• **GIVEN EXERCISE**: Reproduce all lines of the listing below in which the word "title" occurs.

---- SUPPLIED ENTRIES

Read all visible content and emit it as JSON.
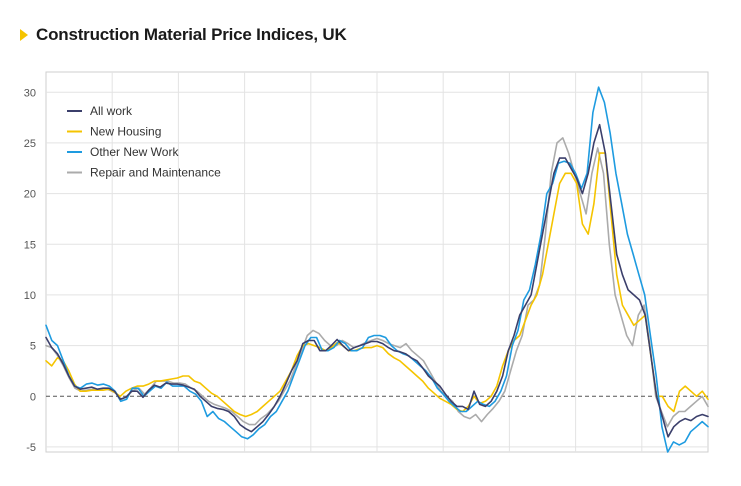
{
  "chart_data": {
    "type": "line",
    "title": "Construction Material Price Indices, UK",
    "xlabel": "",
    "ylabel": "",
    "ylim": [
      -5.5,
      32
    ],
    "yticks": [
      -5,
      0,
      5,
      10,
      15,
      20,
      25,
      30
    ],
    "grid": true,
    "legend_position": "top-left",
    "colors": {
      "All work": "#3b3f6b",
      "New Housing": "#f5c400",
      "Other New Work": "#1e9be0",
      "Repair and Maintenance": "#ababab",
      "zero_line": "#555555",
      "grid": "#e3e3e3",
      "axis": "#cfcfcf"
    },
    "series": [
      {
        "name": "All work",
        "values": [
          5.8,
          4.8,
          4.2,
          3.2,
          2,
          1,
          0.7,
          0.8,
          0.9,
          0.7,
          0.8,
          0.8,
          0.5,
          -0.3,
          -0.1,
          0.5,
          0.5,
          -0.1,
          0.6,
          1.1,
          0.9,
          1.3,
          1.2,
          1.2,
          1.1,
          0.9,
          0.7,
          0,
          -0.5,
          -1,
          -1.2,
          -1.3,
          -1.5,
          -2,
          -2.8,
          -3.2,
          -3.5,
          -3,
          -2.5,
          -1.8,
          -1,
          0,
          1.2,
          2.5,
          3.5,
          5.2,
          5.5,
          5.5,
          4.5,
          4.5,
          5,
          5.6,
          5,
          4.5,
          4.8,
          5,
          5.2,
          5.4,
          5.4,
          5.2,
          4.8,
          4.5,
          4.4,
          4.2,
          3.8,
          3.5,
          2.8,
          2,
          1.5,
          1,
          0.2,
          -0.5,
          -1,
          -1,
          -1.3,
          0.5,
          -0.8,
          -1,
          -0.5,
          0.5,
          2,
          4.5,
          6,
          8,
          9,
          10,
          13,
          16,
          19,
          22,
          23.5,
          23.5,
          22.5,
          21.5,
          20,
          22,
          25,
          26.8,
          24,
          19,
          14,
          12,
          10.5,
          10,
          9.5,
          8,
          4,
          0,
          -2,
          -4,
          -3,
          -2.5,
          -2.2,
          -2.4,
          -2,
          -1.8,
          -2
        ]
      },
      {
        "name": "New Housing",
        "values": [
          3.5,
          3,
          3.8,
          3.5,
          2.5,
          1.2,
          0.5,
          0.5,
          0.6,
          0.6,
          0.6,
          0.7,
          0.4,
          0,
          0.5,
          0.8,
          1,
          1,
          1.2,
          1.5,
          1.5,
          1.6,
          1.7,
          1.8,
          2,
          2,
          1.5,
          1.3,
          0.8,
          0.3,
          0,
          -0.5,
          -1,
          -1.5,
          -1.8,
          -2,
          -1.8,
          -1.5,
          -1,
          -0.5,
          0,
          0.5,
          1.5,
          2.5,
          4,
          5,
          5.2,
          5,
          4.8,
          4.5,
          4.8,
          5.3,
          5,
          4.5,
          4.5,
          4.7,
          4.8,
          4.8,
          5,
          4.8,
          4.2,
          3.8,
          3.5,
          3,
          2.5,
          2,
          1.5,
          0.8,
          0.3,
          -0.2,
          -0.5,
          -0.8,
          -1.3,
          -1.5,
          -1,
          0,
          -0.7,
          -0.5,
          0,
          1,
          3,
          4.5,
          5.5,
          6,
          7.5,
          9,
          10,
          12,
          15,
          18,
          21,
          22,
          22,
          21,
          17,
          16,
          19,
          24,
          24,
          18,
          12,
          9,
          8,
          7,
          7.5,
          8,
          4,
          0,
          0,
          -1,
          -1.5,
          0.5,
          1,
          0.5,
          0,
          0.5,
          -0.3
        ]
      },
      {
        "name": "Other New Work",
        "values": [
          7,
          5.5,
          5,
          3.5,
          2,
          1,
          0.8,
          1.2,
          1.3,
          1.1,
          1.2,
          1,
          0.5,
          -0.5,
          -0.3,
          0.8,
          0.8,
          0,
          0.5,
          1,
          0.8,
          1.4,
          1,
          1,
          1,
          0.5,
          0.2,
          -0.5,
          -2,
          -1.5,
          -2.2,
          -2.5,
          -3,
          -3.5,
          -4,
          -4.2,
          -3.8,
          -3.2,
          -2.8,
          -2,
          -1.5,
          -0.5,
          0.5,
          2,
          3.5,
          5,
          5.8,
          5.8,
          4.5,
          4.5,
          4.8,
          5.5,
          5.2,
          4.5,
          4.5,
          4.8,
          5.8,
          6,
          6,
          5.8,
          5,
          4.5,
          4.2,
          4,
          3.5,
          3,
          2.5,
          1.8,
          0.8,
          0.2,
          -0.5,
          -1,
          -1.5,
          -1.5,
          -1,
          -0.5,
          -0.8,
          -1,
          -0.5,
          0.5,
          2,
          5,
          6.5,
          9.5,
          10.5,
          13,
          16,
          20,
          21,
          23,
          23.2,
          23,
          22,
          20.5,
          22,
          28,
          30.5,
          29,
          26,
          22,
          19,
          16,
          14,
          12,
          10,
          6,
          2,
          -3,
          -5.5,
          -4.5,
          -4.8,
          -4.5,
          -3.5,
          -3,
          -2.5,
          -3
        ]
      },
      {
        "name": "Repair and Maintenance",
        "values": [
          5,
          4.8,
          4,
          3,
          1.8,
          0.8,
          0.5,
          0.6,
          0.7,
          0.6,
          0.8,
          0.6,
          0.3,
          -0.3,
          0,
          0.6,
          0.8,
          0.2,
          0.8,
          1.5,
          1.5,
          1.5,
          1.3,
          1.3,
          1.2,
          0.8,
          0.5,
          0,
          -0.5,
          -0.8,
          -1,
          -1.2,
          -1.5,
          -2,
          -2.5,
          -2.8,
          -2.8,
          -2.2,
          -1.8,
          -1.2,
          -0.5,
          0.5,
          1.5,
          3,
          4.5,
          6,
          6.5,
          6.2,
          5.5,
          5,
          5,
          5.5,
          5.2,
          4.8,
          5,
          5.3,
          5.5,
          5.7,
          5.5,
          5.2,
          5,
          4.8,
          5.2,
          4.5,
          4,
          3.5,
          2.5,
          1.5,
          0.5,
          0,
          -0.5,
          -1.5,
          -2,
          -2.2,
          -1.8,
          -2.5,
          -1.8,
          -1.2,
          -0.5,
          0.5,
          2.5,
          4.5,
          6,
          9,
          9.5,
          11,
          16,
          22,
          25,
          25.5,
          24,
          22,
          20,
          18,
          22,
          24.5,
          22,
          15,
          10,
          8,
          6,
          5,
          8,
          9,
          5,
          0,
          -1.5,
          -3,
          -2,
          -1.5,
          -1.5,
          -1,
          -0.5,
          0,
          -1
        ]
      }
    ]
  }
}
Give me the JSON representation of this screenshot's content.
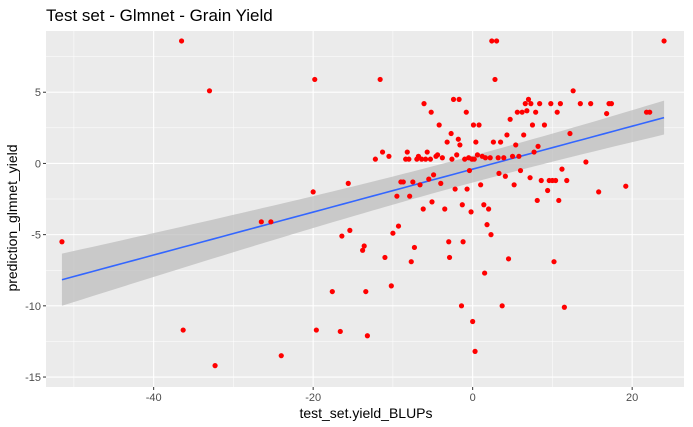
{
  "chart_data": {
    "type": "scatter",
    "title": "Test set - Glmnet - Grain Yield",
    "xlabel": "test_set.yield_BLUPs",
    "ylabel": "prediction_glmnet_yield",
    "xlim": [
      -53.5,
      26.5
    ],
    "ylim": [
      -15.7,
      9.3
    ],
    "x_ticks": [
      -40,
      -20,
      0,
      20
    ],
    "x_tick_labels": [
      "-40",
      "-20",
      "0",
      "20"
    ],
    "y_ticks": [
      -15,
      -10,
      -5,
      0,
      5
    ],
    "y_tick_labels": [
      "-15",
      "-10",
      "-5",
      "0",
      "5"
    ],
    "grid": true,
    "panel_background": "#ebebeb",
    "grid_color": "#ffffff",
    "point_color": "#ff0000",
    "line_color": "#3366ff",
    "ribbon_color": "#bdbdbd",
    "points": [
      [
        -51.5,
        -5.5
      ],
      [
        -36.5,
        8.6
      ],
      [
        -36.3,
        -11.7
      ],
      [
        -33,
        5.1
      ],
      [
        -32.3,
        -14.2
      ],
      [
        -26.5,
        -4.1
      ],
      [
        -25.3,
        -4.1
      ],
      [
        -24,
        -13.5
      ],
      [
        -20,
        -2
      ],
      [
        -19.8,
        5.9
      ],
      [
        -19.6,
        -11.7
      ],
      [
        -17.6,
        -9
      ],
      [
        -16.6,
        -11.8
      ],
      [
        -16.4,
        -5.1
      ],
      [
        -15.6,
        -1.4
      ],
      [
        -15.4,
        -4.7
      ],
      [
        -13.8,
        -6.1
      ],
      [
        -13.6,
        -5.8
      ],
      [
        -13.4,
        -9
      ],
      [
        -13.2,
        -12.1
      ],
      [
        -12.2,
        0.3
      ],
      [
        -11.6,
        5.9
      ],
      [
        -11.3,
        0.8
      ],
      [
        -11,
        -6.6
      ],
      [
        -10.5,
        0.5
      ],
      [
        -10.2,
        -8.6
      ],
      [
        -10,
        -4.9
      ],
      [
        -9.5,
        -2.3
      ],
      [
        -9.3,
        -4.4
      ],
      [
        -9,
        -1.3
      ],
      [
        -8.7,
        -1.3
      ],
      [
        -8.4,
        0.3
      ],
      [
        -8.2,
        0.8
      ],
      [
        -8,
        0.3
      ],
      [
        -7.9,
        -2.3
      ],
      [
        -7.7,
        -6.9
      ],
      [
        -7.5,
        -1.3
      ],
      [
        -7.3,
        -5.9
      ],
      [
        -7,
        0.3
      ],
      [
        -6.8,
        0.5
      ],
      [
        -6.6,
        -1.5
      ],
      [
        -6.4,
        0.3
      ],
      [
        -6.2,
        -3.2
      ],
      [
        -6.1,
        4.2
      ],
      [
        -5.9,
        0.3
      ],
      [
        -5.7,
        0.8
      ],
      [
        -5.5,
        -1.1
      ],
      [
        -5.3,
        0.3
      ],
      [
        -5.2,
        3.6
      ],
      [
        -5.1,
        -2.7
      ],
      [
        -4.9,
        -0.8
      ],
      [
        -4.6,
        0.5
      ],
      [
        -4.4,
        0.6
      ],
      [
        -4.2,
        2.7
      ],
      [
        -4,
        -1.4
      ],
      [
        -3.8,
        0.4
      ],
      [
        -3.5,
        -3.2
      ],
      [
        -3.2,
        1.5
      ],
      [
        -3,
        -5.5
      ],
      [
        -2.9,
        -6.6
      ],
      [
        -2.7,
        2.1
      ],
      [
        -2.6,
        0.3
      ],
      [
        -2.4,
        4.5
      ],
      [
        -2.2,
        -1.8
      ],
      [
        -2,
        0.6
      ],
      [
        -1.8,
        1.7
      ],
      [
        -1.7,
        4.5
      ],
      [
        -1.6,
        1.3
      ],
      [
        -1.4,
        -10
      ],
      [
        -1.3,
        -2.9
      ],
      [
        -1.2,
        -5.5
      ],
      [
        -1,
        0.3
      ],
      [
        -0.8,
        3.6
      ],
      [
        -0.7,
        -1.8
      ],
      [
        -0.5,
        0.4
      ],
      [
        -0.4,
        -0.5
      ],
      [
        -0.2,
        -3.4
      ],
      [
        -0.1,
        0.3
      ],
      [
        0,
        -11.1
      ],
      [
        0.1,
        2.7
      ],
      [
        0.2,
        0.3
      ],
      [
        0.3,
        -13.2
      ],
      [
        0.4,
        1.5
      ],
      [
        0.6,
        0.6
      ],
      [
        0.8,
        2.7
      ],
      [
        1,
        -1.5
      ],
      [
        1.2,
        0.5
      ],
      [
        1.4,
        -2.9
      ],
      [
        1.5,
        -7.7
      ],
      [
        1.6,
        0.4
      ],
      [
        1.8,
        -4.3
      ],
      [
        2,
        -3.2
      ],
      [
        2.2,
        0.4
      ],
      [
        2.3,
        -5
      ],
      [
        2.4,
        8.6
      ],
      [
        2.6,
        1.5
      ],
      [
        2.8,
        5.9
      ],
      [
        3,
        8.6
      ],
      [
        3.2,
        0.4
      ],
      [
        3.3,
        -0.7
      ],
      [
        3.5,
        1.5
      ],
      [
        3.7,
        -10
      ],
      [
        3.9,
        0.4
      ],
      [
        4.1,
        -0.9
      ],
      [
        4.3,
        2
      ],
      [
        4.5,
        -6.7
      ],
      [
        4.7,
        3.1
      ],
      [
        5,
        0.5
      ],
      [
        5.2,
        -1.5
      ],
      [
        5.4,
        1.3
      ],
      [
        5.6,
        3.6
      ],
      [
        5.8,
        0.5
      ],
      [
        6,
        -0.5
      ],
      [
        6.2,
        3.6
      ],
      [
        6.4,
        2
      ],
      [
        6.6,
        4.2
      ],
      [
        6.8,
        3.7
      ],
      [
        7,
        4.5
      ],
      [
        7.2,
        -1
      ],
      [
        7.3,
        4.2
      ],
      [
        7.5,
        2.7
      ],
      [
        7.7,
        0.8
      ],
      [
        7.9,
        3.6
      ],
      [
        8.1,
        -2.6
      ],
      [
        8.2,
        1.2
      ],
      [
        8.4,
        4.2
      ],
      [
        8.6,
        -1.2
      ],
      [
        9,
        2.7
      ],
      [
        9.4,
        -1.9
      ],
      [
        9.6,
        -1.2
      ],
      [
        9.8,
        4.2
      ],
      [
        10,
        -1.2
      ],
      [
        10.2,
        -6.9
      ],
      [
        10.4,
        -1.2
      ],
      [
        10.6,
        3.6
      ],
      [
        10.8,
        -2.6
      ],
      [
        11,
        4.2
      ],
      [
        11.2,
        -0.4
      ],
      [
        11.5,
        -10.1
      ],
      [
        11.8,
        -1.2
      ],
      [
        12.2,
        2.1
      ],
      [
        12.6,
        5.1
      ],
      [
        13.5,
        4.2
      ],
      [
        14.2,
        0.1
      ],
      [
        14.8,
        4.2
      ],
      [
        15.8,
        -2
      ],
      [
        16.8,
        3.5
      ],
      [
        17.1,
        4.2
      ],
      [
        17.4,
        4.2
      ],
      [
        19.2,
        -1.6
      ],
      [
        21.8,
        3.6
      ],
      [
        22.2,
        3.6
      ],
      [
        24,
        8.6
      ]
    ],
    "smooth": {
      "method": "linear fit",
      "x_range": [
        -51.5,
        24
      ],
      "intercept": -0.4,
      "slope": 0.1508,
      "se_at_mean": 0.48,
      "mean_x": 0,
      "se_growth": 0.000242
    }
  }
}
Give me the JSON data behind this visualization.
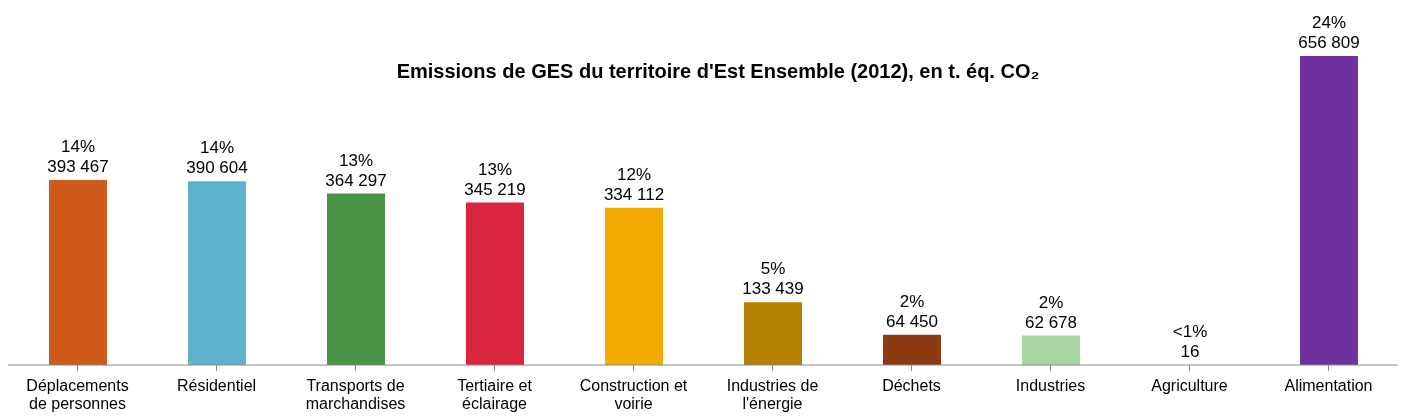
{
  "chart_data": {
    "type": "bar",
    "title": "Emissions de GES du territoire d'Est Ensemble (2012), en t. éq. CO₂",
    "categories": [
      "Déplacements\nde personnes",
      "Résidentiel",
      "Transports de\nmarchandises",
      "Tertiaire et\néclairage",
      "Construction et\nvoirie",
      "Industries de\nl'énergie",
      "Déchets",
      "Industries",
      "Agriculture",
      "Alimentation"
    ],
    "values": [
      393467,
      390604,
      364297,
      345219,
      334112,
      133439,
      64450,
      62678,
      16,
      656809
    ],
    "colors": [
      "#d05a1a",
      "#5eb3cc",
      "#4a9448",
      "#d9263e",
      "#f0aa00",
      "#b38200",
      "#8b3a12",
      "#a5d6a0",
      "#7fb3d5",
      "#7030a0"
    ],
    "value_labels": [
      "14%\n393 467",
      "14%\n390 604",
      "13%\n364 297",
      "13%\n345 219",
      "12%\n334 112",
      "5%\n133 439",
      "2%\n64 450",
      "2%\n62 678",
      "<1%\n16",
      "24%\n656 809"
    ],
    "ylim": [
      0,
      656809
    ]
  }
}
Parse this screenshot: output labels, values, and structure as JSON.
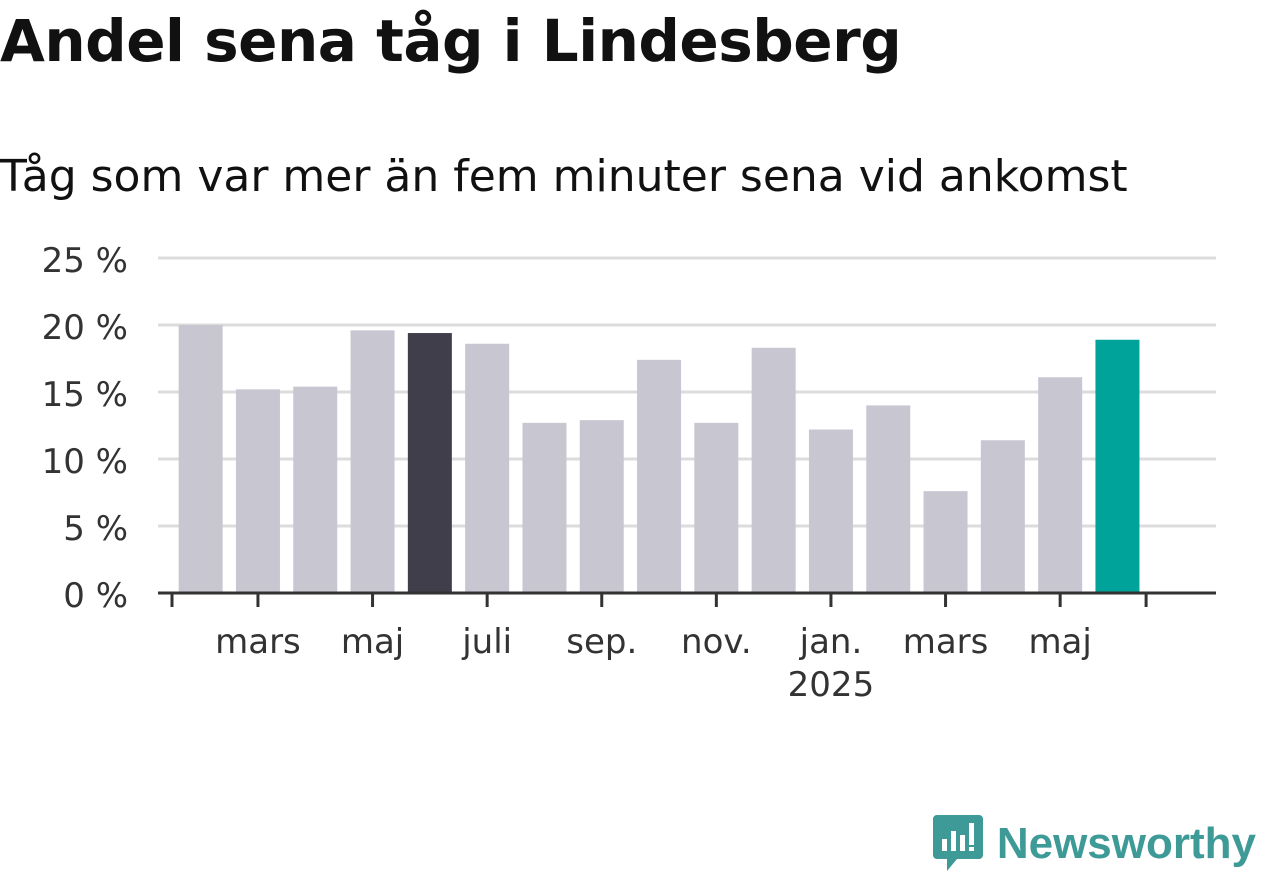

--------

• **RESULT**:
    "title": "Construction Material Price Indices, UK",
    "title": "Test set - Glmnet - Grain Yield",
    "title": "Emissions de GES du territoire d'Est Ensemble (2012), en t. éq. CO₂",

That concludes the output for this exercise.